• [Exercise goal]: Tally all lines containing the word "Diagnosis". Give the number alone.

• [Exercise material]:

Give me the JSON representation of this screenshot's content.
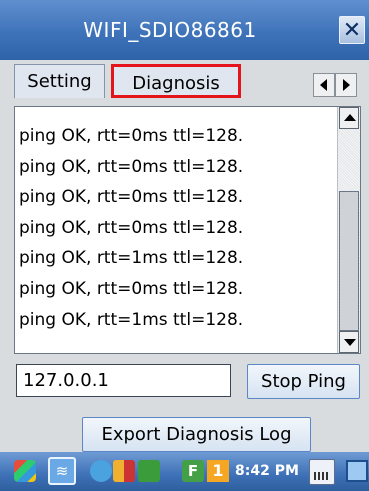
{
  "window": {
    "title": "WIFI_SDIO86861",
    "close_glyph": "✕"
  },
  "tabs": [
    {
      "label": "Setting",
      "selected": false
    },
    {
      "label": "Diagnosis",
      "selected": true
    }
  ],
  "log": {
    "lines": [
      "ping OK, rtt=0ms ttl=128.",
      "ping OK, rtt=0ms ttl=128.",
      "ping OK, rtt=0ms ttl=128.",
      "ping OK, rtt=0ms ttl=128.",
      "ping OK, rtt=1ms ttl=128.",
      "ping OK, rtt=0ms ttl=128.",
      "ping OK, rtt=1ms ttl=128."
    ]
  },
  "ping": {
    "address_value": "127.0.0.1",
    "stop_label": "Stop Ping"
  },
  "export": {
    "label": "Export Diagnosis Log"
  },
  "taskbar": {
    "time": "8:42 PM",
    "f_badge": "F",
    "one_badge": "1",
    "wifi_glyph": "≋"
  },
  "colors": {
    "titlebar": "#3f73b9",
    "highlight": "#e5141b",
    "content_bg": "#d9dcdf"
  },
  "icons": [
    "start-icon",
    "wifi-icon",
    "network-icon",
    "bluetooth-icon",
    "power-icon",
    "f-icon",
    "keyboard-icon",
    "desktop-icon"
  ]
}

• [Exercise response]: 2